>> BEGIN
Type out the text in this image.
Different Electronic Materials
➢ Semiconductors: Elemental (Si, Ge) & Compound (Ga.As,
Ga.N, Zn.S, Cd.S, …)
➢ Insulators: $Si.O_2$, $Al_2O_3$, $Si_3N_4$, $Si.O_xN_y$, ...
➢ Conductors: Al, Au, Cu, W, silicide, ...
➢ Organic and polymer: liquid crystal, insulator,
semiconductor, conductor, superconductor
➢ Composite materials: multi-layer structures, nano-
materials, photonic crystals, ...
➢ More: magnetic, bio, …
>> END
>> BEGIN
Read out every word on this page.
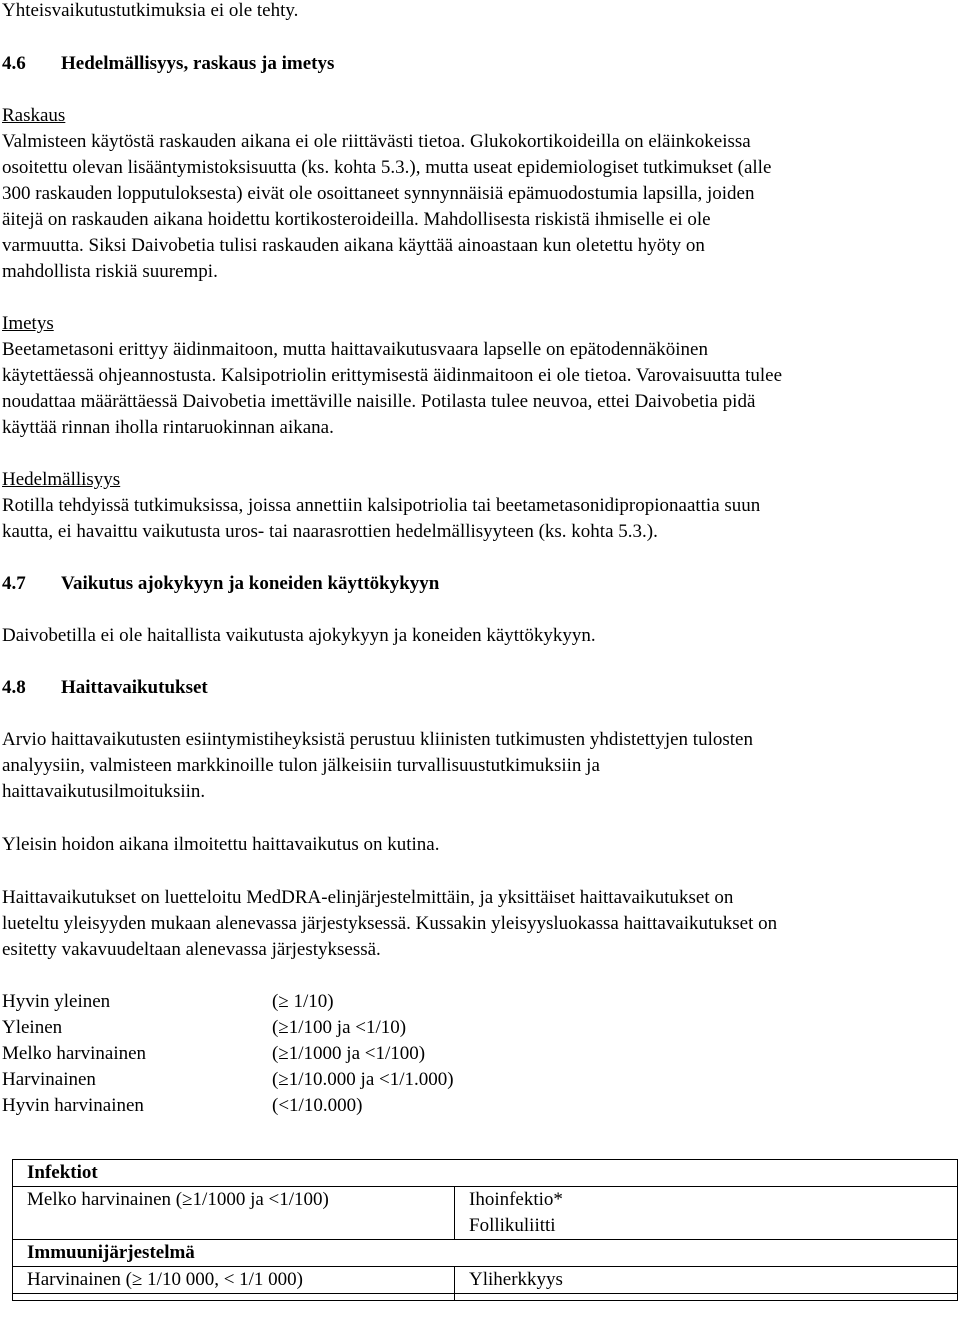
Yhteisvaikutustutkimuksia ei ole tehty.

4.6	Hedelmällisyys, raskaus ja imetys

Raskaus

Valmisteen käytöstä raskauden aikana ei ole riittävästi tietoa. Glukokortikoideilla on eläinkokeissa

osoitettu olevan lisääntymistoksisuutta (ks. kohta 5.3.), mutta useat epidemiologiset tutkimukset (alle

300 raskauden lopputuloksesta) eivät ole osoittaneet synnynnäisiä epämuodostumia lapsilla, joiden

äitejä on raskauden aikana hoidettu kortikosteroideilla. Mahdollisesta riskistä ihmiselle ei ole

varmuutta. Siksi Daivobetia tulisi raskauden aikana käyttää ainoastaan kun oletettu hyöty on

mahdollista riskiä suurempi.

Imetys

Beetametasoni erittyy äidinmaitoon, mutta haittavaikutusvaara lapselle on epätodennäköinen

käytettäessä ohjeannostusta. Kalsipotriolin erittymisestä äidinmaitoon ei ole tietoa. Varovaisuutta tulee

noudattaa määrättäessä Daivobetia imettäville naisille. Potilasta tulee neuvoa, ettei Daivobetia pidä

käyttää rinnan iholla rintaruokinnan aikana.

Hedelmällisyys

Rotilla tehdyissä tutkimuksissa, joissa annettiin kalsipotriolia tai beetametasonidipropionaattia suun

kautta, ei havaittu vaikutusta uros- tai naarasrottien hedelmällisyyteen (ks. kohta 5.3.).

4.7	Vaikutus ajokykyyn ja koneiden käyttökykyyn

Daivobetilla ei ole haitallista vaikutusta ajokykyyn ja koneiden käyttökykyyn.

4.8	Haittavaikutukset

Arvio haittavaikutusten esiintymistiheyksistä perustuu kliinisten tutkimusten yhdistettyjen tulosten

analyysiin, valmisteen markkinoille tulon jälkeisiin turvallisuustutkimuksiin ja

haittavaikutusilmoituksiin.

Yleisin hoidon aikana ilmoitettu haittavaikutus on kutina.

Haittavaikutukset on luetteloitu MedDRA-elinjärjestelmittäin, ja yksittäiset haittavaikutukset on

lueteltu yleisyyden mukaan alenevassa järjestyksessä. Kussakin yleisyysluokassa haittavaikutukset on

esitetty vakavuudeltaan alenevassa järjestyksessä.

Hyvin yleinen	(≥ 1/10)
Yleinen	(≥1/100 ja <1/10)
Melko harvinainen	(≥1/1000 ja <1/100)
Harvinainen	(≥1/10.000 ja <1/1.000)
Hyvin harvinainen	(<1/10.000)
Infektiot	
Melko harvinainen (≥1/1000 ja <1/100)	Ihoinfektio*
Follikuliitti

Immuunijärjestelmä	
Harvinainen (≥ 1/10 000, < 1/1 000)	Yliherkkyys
>> END
>> BEGIN
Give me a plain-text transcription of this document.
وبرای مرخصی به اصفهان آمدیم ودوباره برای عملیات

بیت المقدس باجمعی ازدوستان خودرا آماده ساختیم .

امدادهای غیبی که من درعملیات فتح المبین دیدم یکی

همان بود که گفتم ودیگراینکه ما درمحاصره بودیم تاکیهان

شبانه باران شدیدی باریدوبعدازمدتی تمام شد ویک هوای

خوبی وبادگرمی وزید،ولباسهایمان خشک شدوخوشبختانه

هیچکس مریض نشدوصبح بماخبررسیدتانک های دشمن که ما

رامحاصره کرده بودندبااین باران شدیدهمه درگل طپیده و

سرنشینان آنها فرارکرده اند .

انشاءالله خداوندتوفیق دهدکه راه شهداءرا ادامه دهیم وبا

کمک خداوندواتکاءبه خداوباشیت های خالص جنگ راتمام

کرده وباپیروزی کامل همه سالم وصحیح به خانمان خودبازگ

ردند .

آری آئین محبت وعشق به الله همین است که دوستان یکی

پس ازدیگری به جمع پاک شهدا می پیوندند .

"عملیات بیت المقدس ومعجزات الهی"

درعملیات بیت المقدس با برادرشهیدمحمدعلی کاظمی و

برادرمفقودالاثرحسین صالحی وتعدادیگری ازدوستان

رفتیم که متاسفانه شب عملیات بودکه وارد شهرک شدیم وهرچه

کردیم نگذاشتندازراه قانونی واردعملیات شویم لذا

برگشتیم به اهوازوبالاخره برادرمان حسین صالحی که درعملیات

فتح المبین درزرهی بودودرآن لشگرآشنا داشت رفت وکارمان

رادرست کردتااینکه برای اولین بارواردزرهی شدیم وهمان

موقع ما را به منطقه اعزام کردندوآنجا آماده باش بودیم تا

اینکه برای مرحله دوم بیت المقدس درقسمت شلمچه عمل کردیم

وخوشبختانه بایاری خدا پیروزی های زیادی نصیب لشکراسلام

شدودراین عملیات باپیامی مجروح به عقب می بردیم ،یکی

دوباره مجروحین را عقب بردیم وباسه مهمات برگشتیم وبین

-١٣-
>> END
— Your goal —
Look for "Melko" and pull out every line that has it.

— The completed task —
Melko harvinainen	(≥1/1000 ja <1/100)
Melko harvinainen (≥1/1000 ja <1/100)	Ihoinfektio*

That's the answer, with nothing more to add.